(Saved entries)
* BEGIN *

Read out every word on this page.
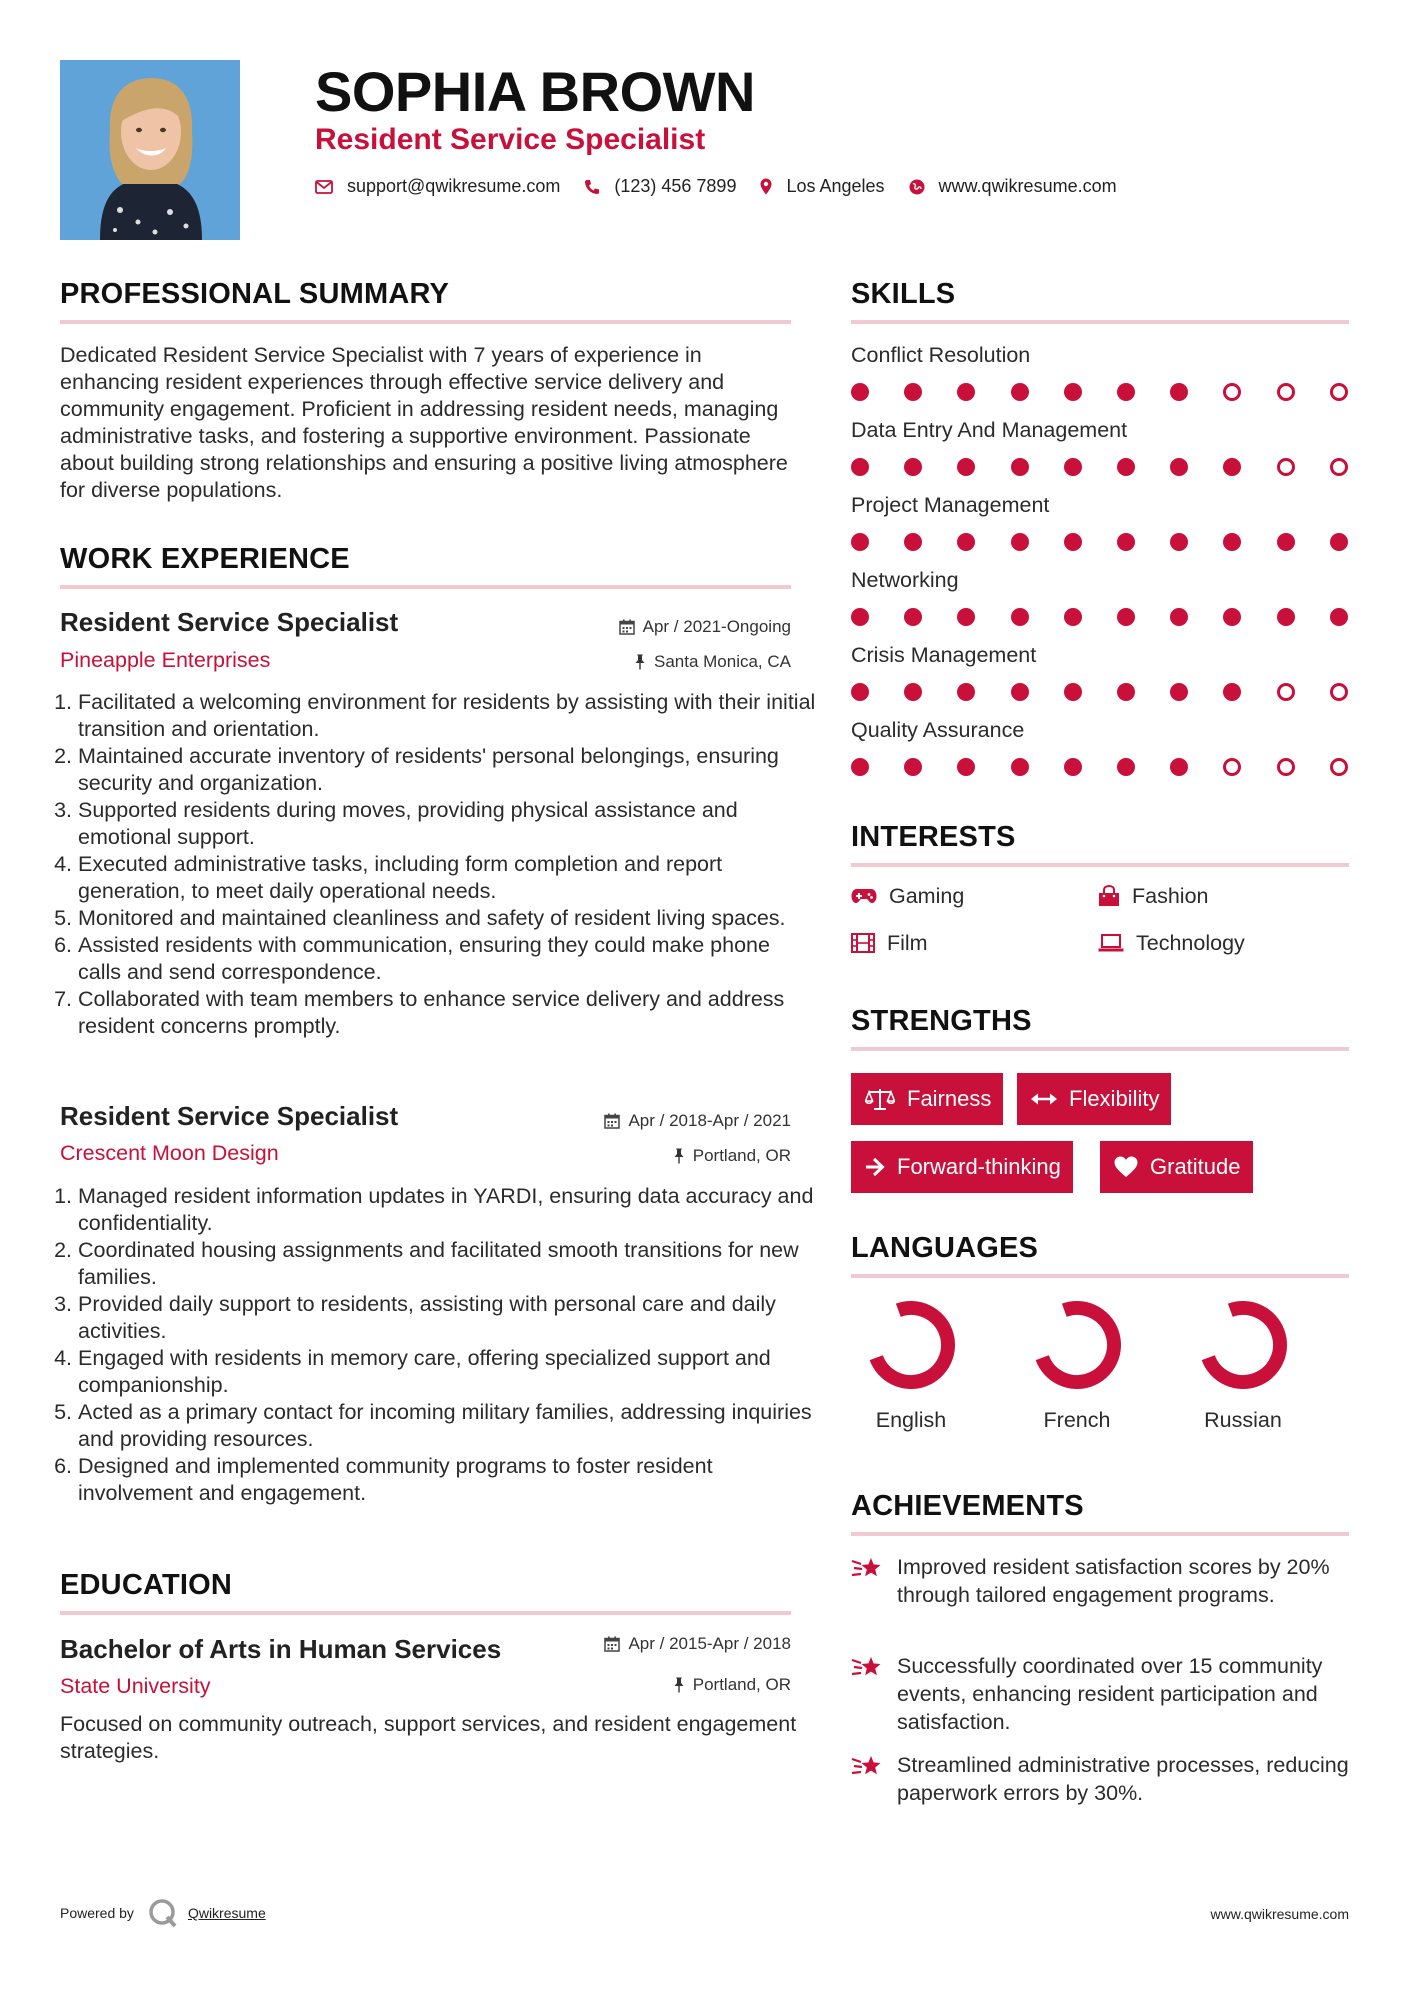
SOPHIA BROWN
Resident Service Specialist
support@qwikresume.com	(123) 456 7899	Los Angeles	www.qwikresume.com
PROFESSIONAL SUMMARY

Dedicated Resident Service Specialist with 7 years of experience in enhancing resident experiences through effective service delivery and community engagement. Proficient in addressing resident needs, managing administrative tasks, and fostering a supportive environment. Passionate about building strong relationships and ensuring a positive living atmosphere for diverse populations.

WORK EXPERIENCE
Resident Service Specialist
Pineapple Enterprises
Apr / 2021-Ongoing
Santa Monica, CA
1. Facilitated a welcoming environment for residents by assisting with their initial transition and orientation.
2. Maintained accurate inventory of residents' personal belongings, ensuring security and organization.
3. Supported residents during moves, providing physical assistance and emotional support.
4. Executed administrative tasks, including form completion and report generation, to meet daily operational needs.
5. Monitored and maintained cleanliness and safety of resident living spaces.
6. Assisted residents with communication, ensuring they could make phone calls and send correspondence.
7. Collaborated with team members to enhance service delivery and address resident concerns promptly.
Resident Service Specialist
Crescent Moon Design
Apr / 2018-Apr / 2021
Portland, OR
1. Managed resident information updates in YARDI, ensuring data accuracy and confidentiality.
2. Coordinated housing assignments and facilitated smooth transitions for new families.
3. Provided daily support to residents, assisting with personal care and daily activities.
4. Engaged with residents in memory care, offering specialized support and companionship.
5. Acted as a primary contact for incoming military families, addressing inquiries and providing resources.
6. Designed and implemented community programs to foster resident involvement and engagement.
EDUCATION
Bachelor of Arts in Human Services
State University
Apr / 2015-Apr / 2018
Portland, OR

Focused on community outreach, support services, and resident engagement strategies.

SKILLS
Conflict Resolution
Data Entry And Management
Project Management
Networking
Crisis Management
Quality Assurance
INTERESTS
Gaming	Fashion
Film	Technology
STRENGTHS
Fairness	Flexibility
Forward-thinking	Gratitude
LANGUAGES
English	French	Russian
ACHIEVEMENTS
Improved resident satisfaction scores by 20% through tailored engagement programs.
Successfully coordinated over 15 community events, enhancing resident participation and satisfaction.
Streamlined administrative processes, reducing paperwork errors by 30%.
Powered by	Qwikresume	www.qwikresume.com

* END *

- _TASK OBJECTIVE_:
Repeat each entry exactly as it appears; skip any picture.

- _FINAL RESULT_:
Read out every word on this page.
SOPHIA BROWN
Resident Service Specialist
support@qwikresume.com	(123) 456 7899	Los Angeles	www.qwikresume.com
PROFESSIONAL SUMMARY

Dedicated Resident Service Specialist with 7 years of experience in enhancing resident experiences through effective service delivery and community engagement. Proficient in addressing resident needs, managing administrative tasks, and fostering a supportive environment. Passionate about building strong relationships and ensuring a positive living atmosphere for diverse populations.

WORK EXPERIENCE
Resident Service Specialist
Pineapple Enterprises
Apr / 2021-Ongoing
Santa Monica, CA
1. Facilitated a welcoming environment for residents by assisting with their initial transition and orientation.
2. Maintained accurate inventory of residents' personal belongings, ensuring security and organization.
3. Supported residents during moves, providing physical assistance and emotional support.
4. Executed administrative tasks, including form completion and report generation, to meet daily operational needs.
5. Monitored and maintained cleanliness and safety of resident living spaces.
6. Assisted residents with communication, ensuring they could make phone calls and send correspondence.
7. Collaborated with team members to enhance service delivery and address resident concerns promptly.
Resident Service Specialist
Crescent Moon Design
Apr / 2018-Apr / 2021
Portland, OR
1. Managed resident information updates in YARDI, ensuring data accuracy and confidentiality.
2. Coordinated housing assignments and facilitated smooth transitions for new families.
3. Provided daily support to residents, assisting with personal care and daily activities.
4. Engaged with residents in memory care, offering specialized support and companionship.
5. Acted as a primary contact for incoming military families, addressing inquiries and providing resources.
6. Designed and implemented community programs to foster resident involvement and engagement.
EDUCATION
Bachelor of Arts in Human Services
State University
Apr / 2015-Apr / 2018
Portland, OR

Focused on community outreach, support services, and resident engagement strategies.

SKILLS
Conflict Resolution
Data Entry And Management
Project Management
Networking
Crisis Management
Quality Assurance
INTERESTS
Gaming	Fashion
Film	Technology
STRENGTHS
Fairness	Flexibility
Forward-thinking	Gratitude
LANGUAGES
English	French	Russian
ACHIEVEMENTS
Improved resident satisfaction scores by 20% through tailored engagement programs.
Successfully coordinated over 15 community events, enhancing resident participation and satisfaction.
Streamlined administrative processes, reducing paperwork errors by 30%.
Powered by	Qwikresume	www.qwikresume.com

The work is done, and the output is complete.